- **AIM OF THE EXERCISE**:
Give the records back in full, exactly as they read.

- **Part of a data file**:
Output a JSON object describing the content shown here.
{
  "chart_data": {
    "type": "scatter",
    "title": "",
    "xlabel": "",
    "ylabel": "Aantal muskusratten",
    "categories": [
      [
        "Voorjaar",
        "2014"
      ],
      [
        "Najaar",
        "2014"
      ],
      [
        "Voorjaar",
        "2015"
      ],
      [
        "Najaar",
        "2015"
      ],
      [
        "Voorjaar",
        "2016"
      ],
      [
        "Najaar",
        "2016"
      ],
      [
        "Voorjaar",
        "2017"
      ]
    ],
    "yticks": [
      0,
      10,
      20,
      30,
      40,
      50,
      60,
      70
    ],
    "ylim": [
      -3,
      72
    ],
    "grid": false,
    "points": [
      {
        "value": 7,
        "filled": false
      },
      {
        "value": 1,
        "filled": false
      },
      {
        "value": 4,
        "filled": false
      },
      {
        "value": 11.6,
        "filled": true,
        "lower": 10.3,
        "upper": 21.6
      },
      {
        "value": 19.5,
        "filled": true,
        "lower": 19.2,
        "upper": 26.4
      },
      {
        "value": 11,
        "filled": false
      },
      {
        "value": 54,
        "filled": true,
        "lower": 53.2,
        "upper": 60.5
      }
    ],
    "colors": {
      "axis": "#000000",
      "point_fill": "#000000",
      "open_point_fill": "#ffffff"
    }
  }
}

- **FULL ANSWER**:
Output a JSON object describing the content shown here.
{
  "chart_data": {
    "type": "scatter",
    "title": "",
    "xlabel": "",
    "ylabel": "Aantal muskusratten",
    "categories": [
      [
        "Voorjaar",
        "2014"
      ],
      [
        "Najaar",
        "2014"
      ],
      [
        "Voorjaar",
        "2015"
      ],
      [
        "Najaar",
        "2015"
      ],
      [
        "Voorjaar",
        "2016"
      ],
      [
        "Najaar",
        "2016"
      ],
      [
        "Voorjaar",
        "2017"
      ]
    ],
    "yticks": [
      0,
      10,
      20,
      30,
      40,
      50,
      60,
      70
    ],
    "ylim": [
      -3,
      72
    ],
    "grid": false,
    "points": [
      {
        "value": 7,
        "filled": false
      },
      {
        "value": 1,
        "filled": false
      },
      {
        "value": 4,
        "filled": false
      },
      {
        "value": 11.6,
        "filled": true,
        "lower": 10.3,
        "upper": 21.6
      },
      {
        "value": 19.5,
        "filled": true,
        "lower": 19.2,
        "upper": 26.4
      },
      {
        "value": 11,
        "filled": false
      },
      {
        "value": 54,
        "filled": true,
        "lower": 53.2,
        "upper": 60.5
      }
    ],
    "colors": {
      "axis": "#000000",
      "point_fill": "#000000",
      "open_point_fill": "#ffffff"
    }
  }
}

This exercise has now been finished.